Saved entries:
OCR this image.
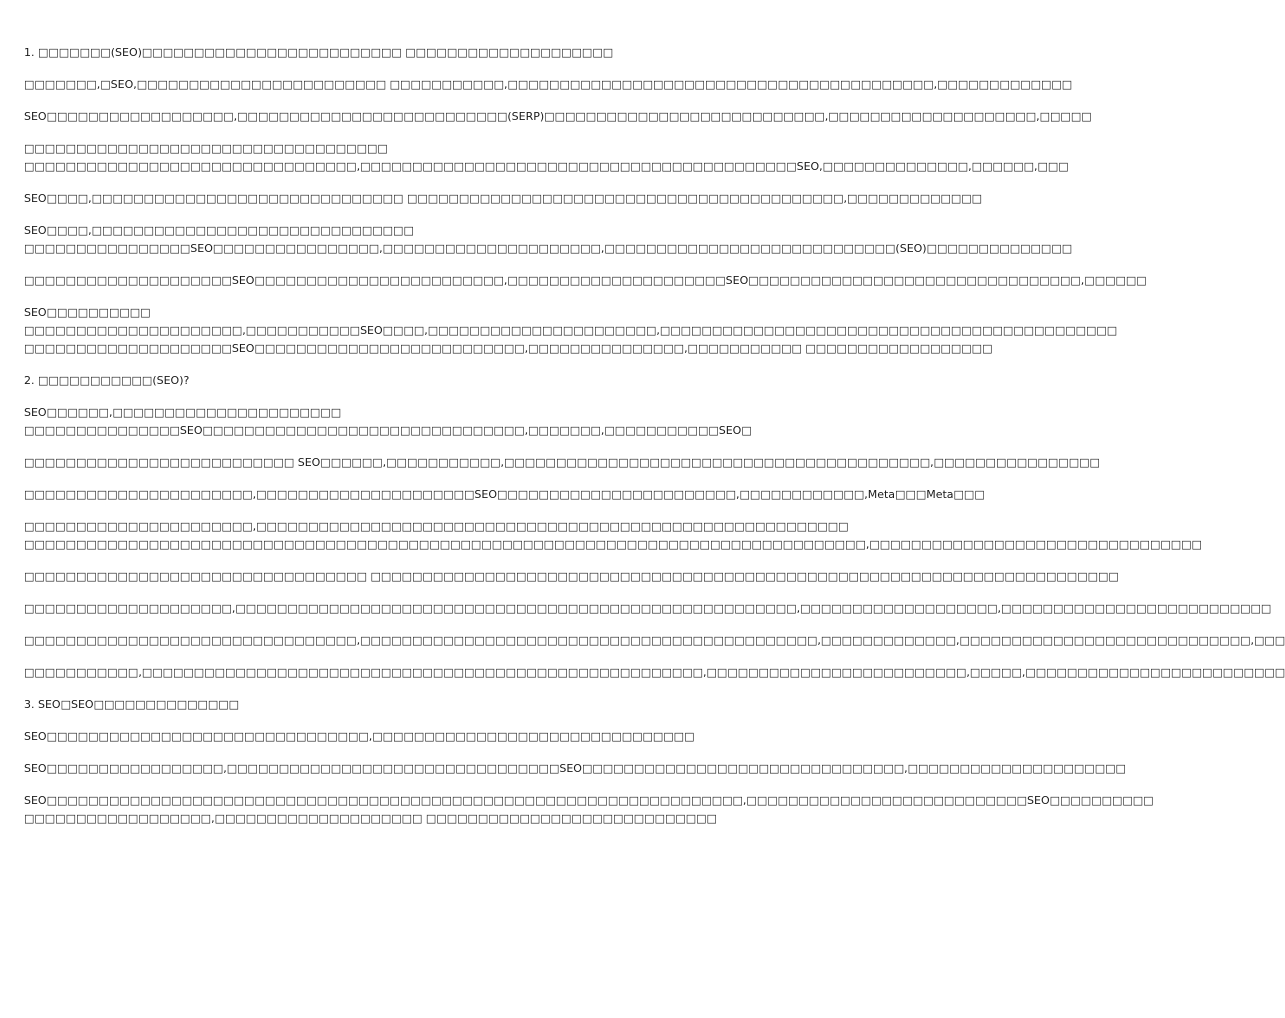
1. □□□□□□□(SEO)□□□□□□□□□□□□□□□□□□□□□□□□□ □□□□□□□□□□□□□□□□□□□□
□□□□□□□,□SEO,□□□□□□□□□□□□□□□□□□□□□□□□ □□□□□□□□□□□,□□□□□□□□□□□□□□□□□□□□□□□□□□□□□□□□□□□□□□□□□,□□□□□□□□□□□□□
SEO□□□□□□□□□□□□□□□□□□,□□□□□□□□□□□□□□□□□□□□□□□□□□(SERP)□□□□□□□□□□□□□□□□□□□□□□□□□□□,□□□□□□□□□□□□□□□□□□□□,□□□□□
□□□□□□□□□□□□□□□□□□□□□□□□□□□□□□□□□□□
□□□□□□□□□□□□□□□□□□□□□□□□□□□□□□□□,□□□□□□□□□□□□□□□□□□□□□□□□□□□□□□□□□□□□□□□□□□SEO,□□□□□□□□□□□□□□,□□□□□□,□□□
SEO□□□□,□□□□□□□□□□□□□□□□□□□□□□□□□□□□□□ □□□□□□□□□□□□□□□□□□□□□□□□□□□□□□□□□□□□□□□□□□,□□□□□□□□□□□□□
SEO□□□□,□□□□□□□□□□□□□□□□□□□□□□□□□□□□□□□
□□□□□□□□□□□□□□□□SEO□□□□□□□□□□□□□□□□,□□□□□□□□□□□□□□□□□□□□□,□□□□□□□□□□□□□□□□□□□□□□□□□□□□(SEO)□□□□□□□□□□□□□□
□□□□□□□□□□□□□□□□□□□□SEO□□□□□□□□□□□□□□□□□□□□□□□□,□□□□□□□□□□□□□□□□□□□□□SEO□□□□□□□□□□□□□□□□□□□□□□□□□□□□□□□□,□□□□□□
SEO□□□□□□□□□□
□□□□□□□□□□□□□□□□□□□□□,□□□□□□□□□□□SEO□□□□,□□□□□□□□□□□□□□□□□□□□□□,□□□□□□□□□□□□□□□□□□□□□□□□□□□□□□□□□□□□□□□□□□□□
□□□□□□□□□□□□□□□□□□□□SEO□□□□□□□□□□□□□□□□□□□□□□□□□□,□□□□□□□□□□□□□□□,□□□□□□□□□□□ □□□□□□□□□□□□□□□□□□
2. □□□□□□□□□□□(SEO)?
SEO□□□□□□,□□□□□□□□□□□□□□□□□□□□□□
□□□□□□□□□□□□□□□SEO□□□□□□□□□□□□□□□□□□□□□□□□□□□□□□□,□□□□□□□,□□□□□□□□□□□SEO□
□□□□□□□□□□□□□□□□□□□□□□□□□□ SEO□□□□□□,□□□□□□□□□□□,□□□□□□□□□□□□□□□□□□□□□□□□□□□□□□□□□□□□□□□□□,□□□□□□□□□□□□□□□□
□□□□□□□□□□□□□□□□□□□□□□,□□□□□□□□□□□□□□□□□□□□□SEO□□□□□□□□□□□□□□□□□□□□□□□,□□□□□□□□□□□□,Meta□□□Meta□□□
□□□□□□□□□□□□□□□□□□□□□□,□□□□□□□□□□□□□□□□□□□□□□□□□□□□□□□□□□□□□□□□□□□□□□□□□□□□□□□□□
□□□□□□□□□□□□□□□□□□□□□□□□□□□□□□□□□□□□□□□□□□□□□□□□□□□□□□□□□□□□□□□□□□□□□□□□□□□□□□□□□,□□□□□□□□□□□□□□□□□□□□□□□□□□□□□□□□
□□□□□□□□□□□□□□□□□□□□□□□□□□□□□□□□□ □□□□□□□□□□□□□□□□□□□□□□□□□□□□□□□□□□□□□□□□□□□□□□□□□□□□□□□□□□□□□□□□□□□□□□□□
□□□□□□□□□□□□□□□□□□□□,□□□□□□□□□□□□□□□□□□□□□□□□□□□□□□□□□□□□□□□□□□□□□□□□□□□□□□,□□□□□□□□□□□□□□□□□□□,□□□□□□□□□□□□□□□□□□□□□□□□□□
□□□□□□□□□□□□□□□□□□□□□□□□□□□□□□□□,□□□□□□□□□□□□□□□□□□□□□□□□□□□□□□□□□□□□□□□□□□□□,□□□□□□□□□□□□□,□□□□□□□□□□□□□□□□□□□□□□□□□□□□,□□□
□□□□□□□□□□□,□□□□□□□□□□□□□□□□□□□□□□□□□□□□□□□□□□□□□□□□□□□□□□□□□□□□□□,□□□□□□□□□□□□□□□□□□□□□□□□□,□□□□□,□□□□□□□□□□□□□□□□□□□□□□□□□
3. SEO□SEO□□□□□□□□□□□□□□
SEO□□□□□□□□□□□□□□□□□□□□□□□□□□□□□□□,□□□□□□□□□□□□□□□□□□□□□□□□□□□□□□□
SEO□□□□□□□□□□□□□□□□□,□□□□□□□□□□□□□□□□□□□□□□□□□□□□□□□□SEO□□□□□□□□□□□□□□□□□□□□□□□□□□□□□□□,□□□□□□□□□□□□□□□□□□□□□
SEO□□□□□□□□□□□□□□□□□□□□□□□□□□□□□□□□□□□□□□□□□□□□□□□□□□□□□□□□□□□□□□□□□□□,□□□□□□□□□□□□□□□□□□□□□□□□□□□SEO□□□□□□□□□□
□□□□□□□□□□□□□□□□□□,□□□□□□□□□□□□□□□□□□□□ □□□□□□□□□□□□□□□□□□□□□□□□□□□□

### WHAT TO DO
Make an exact reproduction of the listing above, without any pictures.

### EXERCISE OUTPUT
OCR this image.
1. □□□□□□□(SEO)□□□□□□□□□□□□□□□□□□□□□□□□□ □□□□□□□□□□□□□□□□□□□□
□□□□□□□,□SEO,□□□□□□□□□□□□□□□□□□□□□□□□ □□□□□□□□□□□,□□□□□□□□□□□□□□□□□□□□□□□□□□□□□□□□□□□□□□□□□,□□□□□□□□□□□□□
SEO□□□□□□□□□□□□□□□□□□,□□□□□□□□□□□□□□□□□□□□□□□□□□(SERP)□□□□□□□□□□□□□□□□□□□□□□□□□□□,□□□□□□□□□□□□□□□□□□□□,□□□□□
□□□□□□□□□□□□□□□□□□□□□□□□□□□□□□□□□□□
□□□□□□□□□□□□□□□□□□□□□□□□□□□□□□□□,□□□□□□□□□□□□□□□□□□□□□□□□□□□□□□□□□□□□□□□□□□SEO,□□□□□□□□□□□□□□,□□□□□□,□□□
SEO□□□□,□□□□□□□□□□□□□□□□□□□□□□□□□□□□□□ □□□□□□□□□□□□□□□□□□□□□□□□□□□□□□□□□□□□□□□□□□,□□□□□□□□□□□□□
SEO□□□□,□□□□□□□□□□□□□□□□□□□□□□□□□□□□□□□
□□□□□□□□□□□□□□□□SEO□□□□□□□□□□□□□□□□,□□□□□□□□□□□□□□□□□□□□□,□□□□□□□□□□□□□□□□□□□□□□□□□□□□(SEO)□□□□□□□□□□□□□□
□□□□□□□□□□□□□□□□□□□□SEO□□□□□□□□□□□□□□□□□□□□□□□□,□□□□□□□□□□□□□□□□□□□□□SEO□□□□□□□□□□□□□□□□□□□□□□□□□□□□□□□□,□□□□□□
SEO□□□□□□□□□□
□□□□□□□□□□□□□□□□□□□□□,□□□□□□□□□□□SEO□□□□,□□□□□□□□□□□□□□□□□□□□□□,□□□□□□□□□□□□□□□□□□□□□□□□□□□□□□□□□□□□□□□□□□□□
□□□□□□□□□□□□□□□□□□□□SEO□□□□□□□□□□□□□□□□□□□□□□□□□□,□□□□□□□□□□□□□□□,□□□□□□□□□□□ □□□□□□□□□□□□□□□□□□
2. □□□□□□□□□□□(SEO)?
SEO□□□□□□,□□□□□□□□□□□□□□□□□□□□□□
□□□□□□□□□□□□□□□SEO□□□□□□□□□□□□□□□□□□□□□□□□□□□□□□□,□□□□□□□,□□□□□□□□□□□SEO□
□□□□□□□□□□□□□□□□□□□□□□□□□□ SEO□□□□□□,□□□□□□□□□□□,□□□□□□□□□□□□□□□□□□□□□□□□□□□□□□□□□□□□□□□□□,□□□□□□□□□□□□□□□□
□□□□□□□□□□□□□□□□□□□□□□,□□□□□□□□□□□□□□□□□□□□□SEO□□□□□□□□□□□□□□□□□□□□□□□,□□□□□□□□□□□□,Meta□□□Meta□□□
□□□□□□□□□□□□□□□□□□□□□□,□□□□□□□□□□□□□□□□□□□□□□□□□□□□□□□□□□□□□□□□□□□□□□□□□□□□□□□□□
□□□□□□□□□□□□□□□□□□□□□□□□□□□□□□□□□□□□□□□□□□□□□□□□□□□□□□□□□□□□□□□□□□□□□□□□□□□□□□□□□,□□□□□□□□□□□□□□□□□□□□□□□□□□□□□□□□
□□□□□□□□□□□□□□□□□□□□□□□□□□□□□□□□□ □□□□□□□□□□□□□□□□□□□□□□□□□□□□□□□□□□□□□□□□□□□□□□□□□□□□□□□□□□□□□□□□□□□□□□□□
□□□□□□□□□□□□□□□□□□□□,□□□□□□□□□□□□□□□□□□□□□□□□□□□□□□□□□□□□□□□□□□□□□□□□□□□□□□,□□□□□□□□□□□□□□□□□□□,□□□□□□□□□□□□□□□□□□□□□□□□□□
□□□□□□□□□□□□□□□□□□□□□□□□□□□□□□□□,□□□□□□□□□□□□□□□□□□□□□□□□□□□□□□□□□□□□□□□□□□□□,□□□□□□□□□□□□□,□□□□□□□□□□□□□□□□□□□□□□□□□□□□,□□□
□□□□□□□□□□□,□□□□□□□□□□□□□□□□□□□□□□□□□□□□□□□□□□□□□□□□□□□□□□□□□□□□□□,□□□□□□□□□□□□□□□□□□□□□□□□□,□□□□□,□□□□□□□□□□□□□□□□□□□□□□□□□
3. SEO□SEO□□□□□□□□□□□□□□
SEO□□□□□□□□□□□□□□□□□□□□□□□□□□□□□□□,□□□□□□□□□□□□□□□□□□□□□□□□□□□□□□□
SEO□□□□□□□□□□□□□□□□□,□□□□□□□□□□□□□□□□□□□□□□□□□□□□□□□□SEO□□□□□□□□□□□□□□□□□□□□□□□□□□□□□□□,□□□□□□□□□□□□□□□□□□□□□
SEO□□□□□□□□□□□□□□□□□□□□□□□□□□□□□□□□□□□□□□□□□□□□□□□□□□□□□□□□□□□□□□□□□□□,□□□□□□□□□□□□□□□□□□□□□□□□□□□SEO□□□□□□□□□□
□□□□□□□□□□□□□□□□□□,□□□□□□□□□□□□□□□□□□□□ □□□□□□□□□□□□□□□□□□□□□□□□□□□□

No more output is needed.